## Set problem
Report back each line of the records that contains the string "сельсовет".

## Records provided
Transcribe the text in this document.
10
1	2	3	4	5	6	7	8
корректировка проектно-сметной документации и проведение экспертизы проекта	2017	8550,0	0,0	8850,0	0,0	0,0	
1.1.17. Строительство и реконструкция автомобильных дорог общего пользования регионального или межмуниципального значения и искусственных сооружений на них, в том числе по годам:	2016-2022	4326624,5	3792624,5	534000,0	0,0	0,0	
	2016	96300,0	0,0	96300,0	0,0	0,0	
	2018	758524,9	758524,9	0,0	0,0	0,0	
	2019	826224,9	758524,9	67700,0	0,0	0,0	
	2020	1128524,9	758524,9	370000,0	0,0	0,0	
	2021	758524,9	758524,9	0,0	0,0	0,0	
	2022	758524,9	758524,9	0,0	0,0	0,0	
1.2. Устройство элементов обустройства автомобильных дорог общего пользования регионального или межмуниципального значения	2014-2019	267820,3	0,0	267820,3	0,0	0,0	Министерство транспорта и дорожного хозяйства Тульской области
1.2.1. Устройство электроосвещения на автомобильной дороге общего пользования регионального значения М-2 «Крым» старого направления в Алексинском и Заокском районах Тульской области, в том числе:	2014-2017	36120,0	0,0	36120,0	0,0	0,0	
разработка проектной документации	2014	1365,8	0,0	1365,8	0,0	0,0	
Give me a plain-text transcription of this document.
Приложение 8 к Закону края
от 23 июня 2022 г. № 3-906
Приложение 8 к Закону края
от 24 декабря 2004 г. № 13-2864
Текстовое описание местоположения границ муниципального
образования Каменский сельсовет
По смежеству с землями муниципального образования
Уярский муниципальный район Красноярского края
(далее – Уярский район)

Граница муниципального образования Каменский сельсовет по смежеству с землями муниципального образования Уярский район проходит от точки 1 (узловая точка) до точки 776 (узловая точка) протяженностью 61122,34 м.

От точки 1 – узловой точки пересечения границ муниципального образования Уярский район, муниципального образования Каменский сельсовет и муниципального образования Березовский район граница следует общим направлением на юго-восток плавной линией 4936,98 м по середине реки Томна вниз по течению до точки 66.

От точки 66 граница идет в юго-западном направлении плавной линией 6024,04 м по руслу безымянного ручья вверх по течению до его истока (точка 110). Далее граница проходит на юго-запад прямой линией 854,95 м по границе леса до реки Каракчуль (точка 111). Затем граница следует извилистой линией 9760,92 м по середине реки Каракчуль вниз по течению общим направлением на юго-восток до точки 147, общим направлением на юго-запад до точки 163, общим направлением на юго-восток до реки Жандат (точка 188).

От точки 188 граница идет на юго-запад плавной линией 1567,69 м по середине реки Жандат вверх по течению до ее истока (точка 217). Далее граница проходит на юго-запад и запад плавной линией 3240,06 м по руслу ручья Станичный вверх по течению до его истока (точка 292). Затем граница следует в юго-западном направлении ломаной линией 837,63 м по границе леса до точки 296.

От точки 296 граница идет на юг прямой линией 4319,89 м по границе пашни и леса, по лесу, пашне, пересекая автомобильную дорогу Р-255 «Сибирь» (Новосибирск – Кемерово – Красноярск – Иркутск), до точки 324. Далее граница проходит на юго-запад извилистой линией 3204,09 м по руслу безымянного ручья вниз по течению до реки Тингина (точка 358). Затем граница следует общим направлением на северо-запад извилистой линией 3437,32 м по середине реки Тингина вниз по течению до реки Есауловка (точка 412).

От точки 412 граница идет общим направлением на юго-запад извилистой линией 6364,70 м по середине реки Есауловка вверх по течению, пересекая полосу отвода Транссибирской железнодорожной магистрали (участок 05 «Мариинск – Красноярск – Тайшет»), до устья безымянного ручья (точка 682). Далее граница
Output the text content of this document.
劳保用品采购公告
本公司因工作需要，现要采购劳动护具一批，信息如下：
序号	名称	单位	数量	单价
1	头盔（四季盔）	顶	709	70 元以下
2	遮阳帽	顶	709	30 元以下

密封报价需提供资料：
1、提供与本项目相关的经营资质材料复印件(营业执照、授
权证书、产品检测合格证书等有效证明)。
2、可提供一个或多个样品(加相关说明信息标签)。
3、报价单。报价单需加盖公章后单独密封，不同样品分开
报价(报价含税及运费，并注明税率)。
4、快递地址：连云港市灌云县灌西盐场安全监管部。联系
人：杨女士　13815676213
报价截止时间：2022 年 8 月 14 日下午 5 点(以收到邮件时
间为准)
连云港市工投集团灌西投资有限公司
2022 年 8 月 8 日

## Solution to this problem
образования Каменский сельсовет
Граница муниципального образования Каменский сельсовет по смежеству с землями муниципального образования Уярский район проходит от точки 1 (узловая точка) до точки 776 (узловая точка) протяженностью 61122,34 м.
От точки 1 – узловой точки пересечения границ муниципального образования Уярский район, муниципального образования Каменский сельсовет и муниципального образования Березовский район граница следует общим направлением на юго-восток плавной линией 4936,98 м по середине реки Томна вниз по течению до точки 66.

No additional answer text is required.